## Task brief
Check each line of the data for "doing" and select those that have it.

------------

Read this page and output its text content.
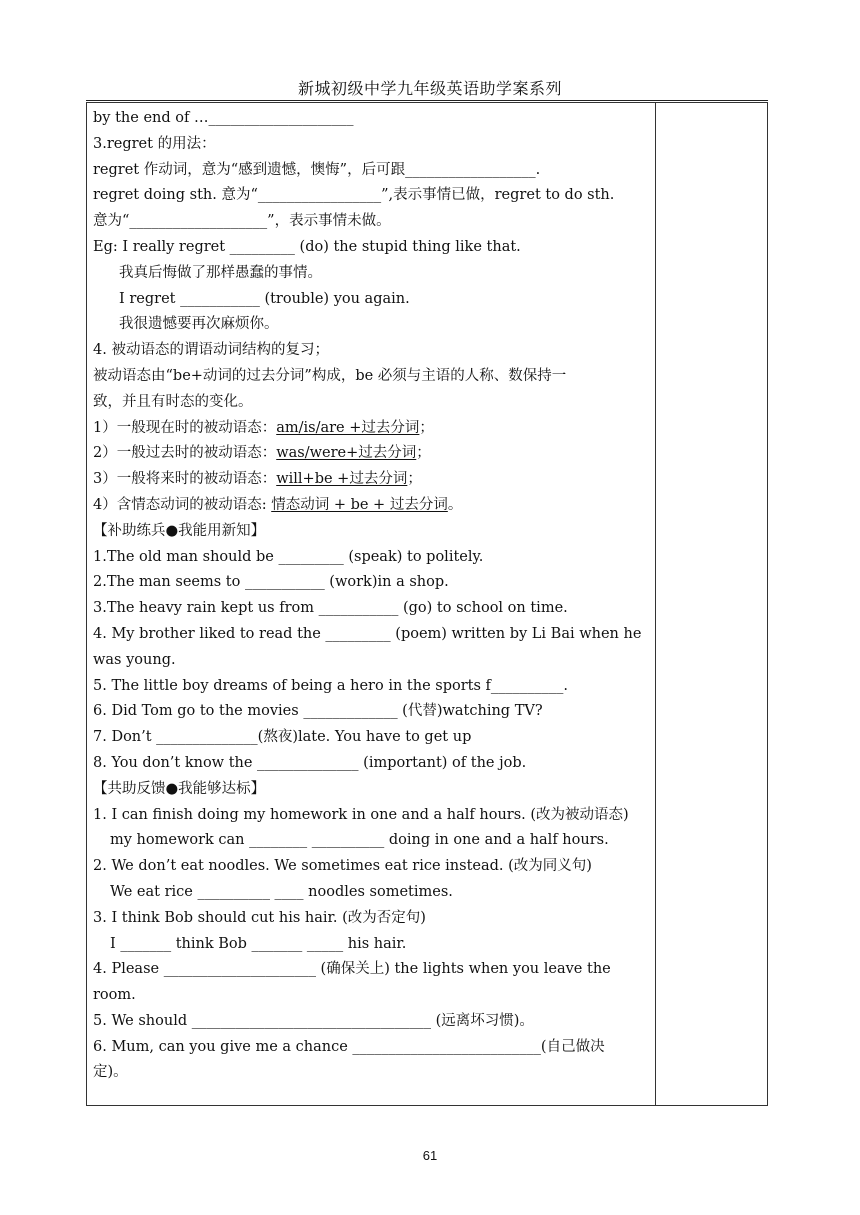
新城初级中学九年级英语助学案系列
by the end of …____________________
3.regret 的用法：
regret 作动词，意为“感到遗憾，懊悔”，后可跟__________________.
regret doing sth. 意为“_________________”,表示事情已做，regret to do sth.
意为“___________________”，表示事情未做。
Eg: I really regret _________ (do) the stupid thing like that.
我真后悔做了那样愚蠢的事情。
I regret ___________ (trouble) you again.
我很遗憾要再次麻烦你。
4. 被动语态的谓语动词结构的复习；
被动语态由“be+动词的过去分词”构成，be 必须与主语的人称、数保持一
致，并且有时态的变化。
1）一般现在时的被动语态：am/is/are +过去分词；
2）一般过去时的被动语态：was/were+过去分词；
3）一般将来时的被动语态：will+be +过去分词；
4）含情态动词的被动语态: 情态动词 + be + 过去分词。
【补助练兵●我能用新知】
1.The old man should be _________ (speak) to politely.
2.The man seems to ___________ (work)in a shop.
3.The heavy rain kept us from ___________ (go) to school on time.
4. My brother liked to read the _________ (poem) written by Li Bai when he
was young.
5. The little boy dreams of being a hero in the sports f__________.
6. Did Tom go to the movies _____________ (代替)watching TV?
7. Don’t ______________(熬夜)late. You have to get up
8. You don’t know the ______________ (important) of the job.
【共助反馈●我能够达标】
1. I can finish doing my homework in one and a half hours. (改为被动语态)
my homework can ________ __________ doing in one and a half hours.
2. We don’t eat noodles. We sometimes eat rice instead. (改为同义句)
We eat rice __________ ____ noodles sometimes.
3. I think Bob should cut his hair. (改为否定句)
I _______ think Bob _______ _____ his hair.
4. Please _____________________ (确保关上) the lights when you leave the
room.
5. We should _________________________________ (远离坏习惯)。
6. Mum, can you give me a chance __________________________(自己做决
定)。
61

------------

## Complete answer
regret doing sth. 意为“_________________”,表示事情已做，regret to do sth.
1. I can finish doing my homework in one and a half hours. (改为被动语态)
my homework can ________ __________ doing in one and a half hours.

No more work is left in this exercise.